Requirements: Below is a listing. Gather each line of it that contains "Pays".

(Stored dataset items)
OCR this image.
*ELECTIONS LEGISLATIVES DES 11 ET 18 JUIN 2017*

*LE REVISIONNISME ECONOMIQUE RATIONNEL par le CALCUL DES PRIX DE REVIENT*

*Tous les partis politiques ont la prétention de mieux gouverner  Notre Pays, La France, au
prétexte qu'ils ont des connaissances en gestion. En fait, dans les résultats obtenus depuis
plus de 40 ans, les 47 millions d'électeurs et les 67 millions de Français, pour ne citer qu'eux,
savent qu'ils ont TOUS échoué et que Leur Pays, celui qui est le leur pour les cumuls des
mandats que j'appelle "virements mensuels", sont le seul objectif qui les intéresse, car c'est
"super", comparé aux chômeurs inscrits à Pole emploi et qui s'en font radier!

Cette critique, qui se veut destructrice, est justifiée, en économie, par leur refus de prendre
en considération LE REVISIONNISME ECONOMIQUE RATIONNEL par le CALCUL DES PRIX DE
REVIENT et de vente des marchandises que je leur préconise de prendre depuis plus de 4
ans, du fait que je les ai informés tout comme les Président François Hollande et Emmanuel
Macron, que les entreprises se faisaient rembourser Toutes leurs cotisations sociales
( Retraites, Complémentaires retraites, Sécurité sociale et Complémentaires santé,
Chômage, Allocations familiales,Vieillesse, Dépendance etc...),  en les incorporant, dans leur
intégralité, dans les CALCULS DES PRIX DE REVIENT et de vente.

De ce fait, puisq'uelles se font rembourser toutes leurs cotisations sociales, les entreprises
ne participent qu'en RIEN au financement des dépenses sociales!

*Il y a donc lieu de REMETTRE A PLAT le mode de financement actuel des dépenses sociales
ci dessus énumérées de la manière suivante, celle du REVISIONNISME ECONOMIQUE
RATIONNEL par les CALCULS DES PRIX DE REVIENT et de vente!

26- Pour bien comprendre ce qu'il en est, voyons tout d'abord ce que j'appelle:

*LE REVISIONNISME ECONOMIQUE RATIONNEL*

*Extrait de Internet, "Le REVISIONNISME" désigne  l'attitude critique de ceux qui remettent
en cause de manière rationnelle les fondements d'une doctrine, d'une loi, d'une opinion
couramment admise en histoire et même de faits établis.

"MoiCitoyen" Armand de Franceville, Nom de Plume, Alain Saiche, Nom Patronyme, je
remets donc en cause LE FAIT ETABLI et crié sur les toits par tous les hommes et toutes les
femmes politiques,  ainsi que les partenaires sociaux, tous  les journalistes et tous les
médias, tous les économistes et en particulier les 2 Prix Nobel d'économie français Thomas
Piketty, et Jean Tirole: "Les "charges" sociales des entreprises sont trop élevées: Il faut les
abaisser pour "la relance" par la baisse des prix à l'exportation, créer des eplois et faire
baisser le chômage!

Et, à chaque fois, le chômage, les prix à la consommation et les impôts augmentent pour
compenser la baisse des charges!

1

Final result:
*Tous les partis politiques ont la prétention de mieux gouverner  Notre Pays, La France, au
savent qu'ils ont TOUS échoué et que Leur Pays, celui qui est le leur pour les cumuls des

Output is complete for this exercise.